REQUIREMENTS :: Emit the entire listing verbatim.

EXERCISE MATERIALS ::
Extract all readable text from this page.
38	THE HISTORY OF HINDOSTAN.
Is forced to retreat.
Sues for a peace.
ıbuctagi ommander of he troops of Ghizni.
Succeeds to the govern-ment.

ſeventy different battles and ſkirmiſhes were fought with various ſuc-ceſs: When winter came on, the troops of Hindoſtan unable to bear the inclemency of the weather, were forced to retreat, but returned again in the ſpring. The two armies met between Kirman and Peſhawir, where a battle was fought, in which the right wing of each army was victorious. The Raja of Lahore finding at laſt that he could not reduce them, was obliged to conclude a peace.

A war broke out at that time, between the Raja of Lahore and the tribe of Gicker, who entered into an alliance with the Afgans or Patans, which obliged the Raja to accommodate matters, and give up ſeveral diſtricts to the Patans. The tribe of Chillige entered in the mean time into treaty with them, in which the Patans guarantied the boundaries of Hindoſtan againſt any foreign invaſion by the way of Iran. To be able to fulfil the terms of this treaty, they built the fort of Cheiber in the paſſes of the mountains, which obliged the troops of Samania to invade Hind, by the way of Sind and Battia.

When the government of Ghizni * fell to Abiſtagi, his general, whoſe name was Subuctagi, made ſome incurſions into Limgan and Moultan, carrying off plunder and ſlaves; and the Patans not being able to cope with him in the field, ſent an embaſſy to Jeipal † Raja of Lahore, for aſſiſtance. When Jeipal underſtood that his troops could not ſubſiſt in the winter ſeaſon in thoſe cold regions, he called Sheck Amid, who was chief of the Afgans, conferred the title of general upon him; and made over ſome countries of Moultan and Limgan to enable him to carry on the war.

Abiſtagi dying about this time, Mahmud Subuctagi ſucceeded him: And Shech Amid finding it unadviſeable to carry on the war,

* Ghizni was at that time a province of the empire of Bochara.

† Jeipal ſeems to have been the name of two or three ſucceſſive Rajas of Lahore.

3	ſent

WRITTEN SOLUTION ::
Extract all readable text from this page.
38	THE HISTORY OF HINDOSTAN.
Is forced to retreat.
Sues for a peace.
ıbuctagi ommander of he troops of Ghizni.
Succeeds to the govern-ment.

ſeventy different battles and ſkirmiſhes were fought with various ſuc-ceſs: When winter came on, the troops of Hindoſtan unable to bear the inclemency of the weather, were forced to retreat, but returned again in the ſpring. The two armies met between Kirman and Peſhawir, where a battle was fought, in which the right wing of each army was victorious. The Raja of Lahore finding at laſt that he could not reduce them, was obliged to conclude a peace.

A war broke out at that time, between the Raja of Lahore and the tribe of Gicker, who entered into an alliance with the Afgans or Patans, which obliged the Raja to accommodate matters, and give up ſeveral diſtricts to the Patans. The tribe of Chillige entered in the mean time into treaty with them, in which the Patans guarantied the boundaries of Hindoſtan againſt any foreign invaſion by the way of Iran. To be able to fulfil the terms of this treaty, they built the fort of Cheiber in the paſſes of the mountains, which obliged the troops of Samania to invade Hind, by the way of Sind and Battia.

When the government of Ghizni * fell to Abiſtagi, his general, whoſe name was Subuctagi, made ſome incurſions into Limgan and Moultan, carrying off plunder and ſlaves; and the Patans not being able to cope with him in the field, ſent an embaſſy to Jeipal † Raja of Lahore, for aſſiſtance. When Jeipal underſtood that his troops could not ſubſiſt in the winter ſeaſon in thoſe cold regions, he called Sheck Amid, who was chief of the Afgans, conferred the title of general upon him; and made over ſome countries of Moultan and Limgan to enable him to carry on the war.

Abiſtagi dying about this time, Mahmud Subuctagi ſucceeded him: And Shech Amid finding it unadviſeable to carry on the war,

* Ghizni was at that time a province of the empire of Bochara.

† Jeipal ſeems to have been the name of two or three ſucceſſive Rajas of Lahore.

3	ſent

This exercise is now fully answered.